§ **STATED GOAL**:
Find the string "this" in the listing and report every line that has it.

** Begin GIVEN RECORDS **

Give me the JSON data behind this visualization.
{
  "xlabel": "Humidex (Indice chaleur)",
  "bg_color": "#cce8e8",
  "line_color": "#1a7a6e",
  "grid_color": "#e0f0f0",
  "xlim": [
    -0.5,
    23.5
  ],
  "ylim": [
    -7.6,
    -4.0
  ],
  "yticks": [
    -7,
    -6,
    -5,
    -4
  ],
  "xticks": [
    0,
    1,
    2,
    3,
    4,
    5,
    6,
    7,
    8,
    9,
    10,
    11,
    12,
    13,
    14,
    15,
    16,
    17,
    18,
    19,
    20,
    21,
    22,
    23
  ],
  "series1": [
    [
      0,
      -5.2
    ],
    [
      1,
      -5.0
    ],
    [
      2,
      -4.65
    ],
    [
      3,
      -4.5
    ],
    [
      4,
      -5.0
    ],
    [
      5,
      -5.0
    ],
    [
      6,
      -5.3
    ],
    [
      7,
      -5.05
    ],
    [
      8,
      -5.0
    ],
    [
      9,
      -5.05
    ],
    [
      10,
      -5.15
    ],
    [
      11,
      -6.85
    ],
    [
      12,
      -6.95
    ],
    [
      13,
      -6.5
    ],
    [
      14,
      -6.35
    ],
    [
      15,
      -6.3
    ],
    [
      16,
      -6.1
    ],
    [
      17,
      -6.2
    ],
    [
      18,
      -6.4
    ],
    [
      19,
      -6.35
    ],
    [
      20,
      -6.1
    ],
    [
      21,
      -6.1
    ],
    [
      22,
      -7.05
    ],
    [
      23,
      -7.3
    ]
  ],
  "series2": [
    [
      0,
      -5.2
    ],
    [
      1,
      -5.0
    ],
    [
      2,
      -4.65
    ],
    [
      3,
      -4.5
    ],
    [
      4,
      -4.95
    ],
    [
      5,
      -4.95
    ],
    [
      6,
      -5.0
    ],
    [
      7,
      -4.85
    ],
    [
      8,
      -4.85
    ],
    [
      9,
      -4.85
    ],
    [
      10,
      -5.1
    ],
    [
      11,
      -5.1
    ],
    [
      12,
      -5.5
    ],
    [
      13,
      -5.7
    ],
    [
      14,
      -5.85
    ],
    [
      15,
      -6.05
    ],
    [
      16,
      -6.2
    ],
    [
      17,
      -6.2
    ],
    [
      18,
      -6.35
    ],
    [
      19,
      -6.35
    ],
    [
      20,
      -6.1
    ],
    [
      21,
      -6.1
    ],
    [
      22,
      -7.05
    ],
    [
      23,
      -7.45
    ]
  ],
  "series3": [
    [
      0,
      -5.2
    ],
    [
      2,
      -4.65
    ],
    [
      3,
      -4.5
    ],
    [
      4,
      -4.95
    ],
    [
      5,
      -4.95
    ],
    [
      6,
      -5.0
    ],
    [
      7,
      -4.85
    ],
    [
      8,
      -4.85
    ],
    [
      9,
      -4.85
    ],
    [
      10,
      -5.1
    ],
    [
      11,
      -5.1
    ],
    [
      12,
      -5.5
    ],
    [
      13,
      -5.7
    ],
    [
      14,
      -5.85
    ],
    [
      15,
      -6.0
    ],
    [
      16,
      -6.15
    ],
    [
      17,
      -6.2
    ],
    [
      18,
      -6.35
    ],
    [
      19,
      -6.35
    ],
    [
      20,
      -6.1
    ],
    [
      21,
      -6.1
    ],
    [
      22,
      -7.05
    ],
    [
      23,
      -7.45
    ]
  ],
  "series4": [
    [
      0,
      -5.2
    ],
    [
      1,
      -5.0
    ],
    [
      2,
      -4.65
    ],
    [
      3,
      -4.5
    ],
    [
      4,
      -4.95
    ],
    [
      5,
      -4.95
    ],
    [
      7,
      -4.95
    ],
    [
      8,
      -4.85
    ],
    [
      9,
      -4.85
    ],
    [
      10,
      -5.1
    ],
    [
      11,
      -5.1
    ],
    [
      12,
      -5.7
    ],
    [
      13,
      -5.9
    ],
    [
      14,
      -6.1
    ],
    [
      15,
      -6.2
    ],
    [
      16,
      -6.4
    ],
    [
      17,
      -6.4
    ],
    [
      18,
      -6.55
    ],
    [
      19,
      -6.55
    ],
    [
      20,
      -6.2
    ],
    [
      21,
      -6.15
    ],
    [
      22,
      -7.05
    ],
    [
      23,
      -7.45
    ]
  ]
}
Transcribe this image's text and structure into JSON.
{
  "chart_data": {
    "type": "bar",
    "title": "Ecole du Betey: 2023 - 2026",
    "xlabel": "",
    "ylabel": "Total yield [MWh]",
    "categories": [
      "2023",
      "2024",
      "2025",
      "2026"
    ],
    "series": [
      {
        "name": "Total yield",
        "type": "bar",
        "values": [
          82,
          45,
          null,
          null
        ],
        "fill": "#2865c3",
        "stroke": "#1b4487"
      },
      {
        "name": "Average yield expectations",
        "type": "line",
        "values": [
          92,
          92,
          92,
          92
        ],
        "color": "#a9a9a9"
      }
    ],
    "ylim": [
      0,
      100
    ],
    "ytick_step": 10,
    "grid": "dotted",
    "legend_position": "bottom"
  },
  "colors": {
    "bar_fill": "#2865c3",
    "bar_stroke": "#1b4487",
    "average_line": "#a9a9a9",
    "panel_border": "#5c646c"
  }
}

** End GIVEN RECORDS **

§ **RESPONSE**:
Give me the JSON data behind this visualization.
Transcribe this image's text and structure into JSON.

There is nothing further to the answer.